## EXERCISE BRIEF:
Give every entry again, word for word and in full.

## WORKING DATA:
※ ※ ※

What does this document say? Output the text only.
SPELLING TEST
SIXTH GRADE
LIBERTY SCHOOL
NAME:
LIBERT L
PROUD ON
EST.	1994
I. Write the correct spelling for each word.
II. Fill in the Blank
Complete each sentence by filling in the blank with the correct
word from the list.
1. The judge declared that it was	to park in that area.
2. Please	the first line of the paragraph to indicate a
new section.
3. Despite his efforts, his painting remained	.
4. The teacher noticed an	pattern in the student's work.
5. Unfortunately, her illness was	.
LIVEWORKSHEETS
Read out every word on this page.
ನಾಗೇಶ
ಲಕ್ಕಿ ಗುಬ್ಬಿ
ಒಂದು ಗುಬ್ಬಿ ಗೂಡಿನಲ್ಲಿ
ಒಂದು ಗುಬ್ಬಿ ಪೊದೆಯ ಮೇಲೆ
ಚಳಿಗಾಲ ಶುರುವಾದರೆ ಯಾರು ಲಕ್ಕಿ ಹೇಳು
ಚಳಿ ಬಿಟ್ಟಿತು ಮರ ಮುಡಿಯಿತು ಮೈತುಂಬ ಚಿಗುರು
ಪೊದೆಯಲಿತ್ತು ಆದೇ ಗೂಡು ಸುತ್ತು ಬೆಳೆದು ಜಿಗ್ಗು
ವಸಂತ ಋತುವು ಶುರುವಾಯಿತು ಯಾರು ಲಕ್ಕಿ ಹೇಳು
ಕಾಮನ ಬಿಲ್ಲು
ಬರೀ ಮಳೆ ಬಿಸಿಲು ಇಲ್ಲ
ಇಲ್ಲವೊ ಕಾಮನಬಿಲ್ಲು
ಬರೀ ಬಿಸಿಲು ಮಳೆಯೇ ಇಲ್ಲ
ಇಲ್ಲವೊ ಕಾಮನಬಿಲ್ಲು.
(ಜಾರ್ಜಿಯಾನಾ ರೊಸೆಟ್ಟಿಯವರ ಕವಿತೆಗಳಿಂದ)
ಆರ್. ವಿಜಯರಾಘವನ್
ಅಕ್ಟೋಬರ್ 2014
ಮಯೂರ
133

※ ※ ※

## RESPONSE FOR THIS EXERCISE:
What does this document say? Output the text only.
SPELLING TEST
SIXTH GRADE
LIBERTY SCHOOL
NAME:
LIBERT L
PROUD ON
EST.	1994
I. Write the correct spelling for each word.
II. Fill in the Blank
Complete each sentence by filling in the blank with the correct
word from the list.
1. The judge declared that it was	to park in that area.
2. Please	the first line of the paragraph to indicate a
new section.
3. Despite his efforts, his painting remained	.
4. The teacher noticed an	pattern in the student's work.
5. Unfortunately, her illness was	.
LIVEWORKSHEETS
Read out every word on this page.
ನಾಗೇಶ
ಲಕ್ಕಿ ಗುಬ್ಬಿ
ಒಂದು ಗುಬ್ಬಿ ಗೂಡಿನಲ್ಲಿ
ಒಂದು ಗುಬ್ಬಿ ಪೊದೆಯ ಮೇಲೆ
ಚಳಿಗಾಲ ಶುರುವಾದರೆ ಯಾರು ಲಕ್ಕಿ ಹೇಳು
ಚಳಿ ಬಿಟ್ಟಿತು ಮರ ಮುಡಿಯಿತು ಮೈತುಂಬ ಚಿಗುರು
ಪೊದೆಯಲಿತ್ತು ಆದೇ ಗೂಡು ಸುತ್ತು ಬೆಳೆದು ಜಿಗ್ಗು
ವಸಂತ ಋತುವು ಶುರುವಾಯಿತು ಯಾರು ಲಕ್ಕಿ ಹೇಳು
ಕಾಮನ ಬಿಲ್ಲು
ಬರೀ ಮಳೆ ಬಿಸಿಲು ಇಲ್ಲ
ಇಲ್ಲವೊ ಕಾಮನಬಿಲ್ಲು
ಬರೀ ಬಿಸಿಲು ಮಳೆಯೇ ಇಲ್ಲ
ಇಲ್ಲವೊ ಕಾಮನಬಿಲ್ಲು.
(ಜಾರ್ಜಿಯಾನಾ ರೊಸೆಟ್ಟಿಯವರ ಕವಿತೆಗಳಿಂದ)
ಆರ್. ವಿಜಯರಾಘವನ್
ಅಕ್ಟೋಬರ್ 2014
ಮಯೂರ
133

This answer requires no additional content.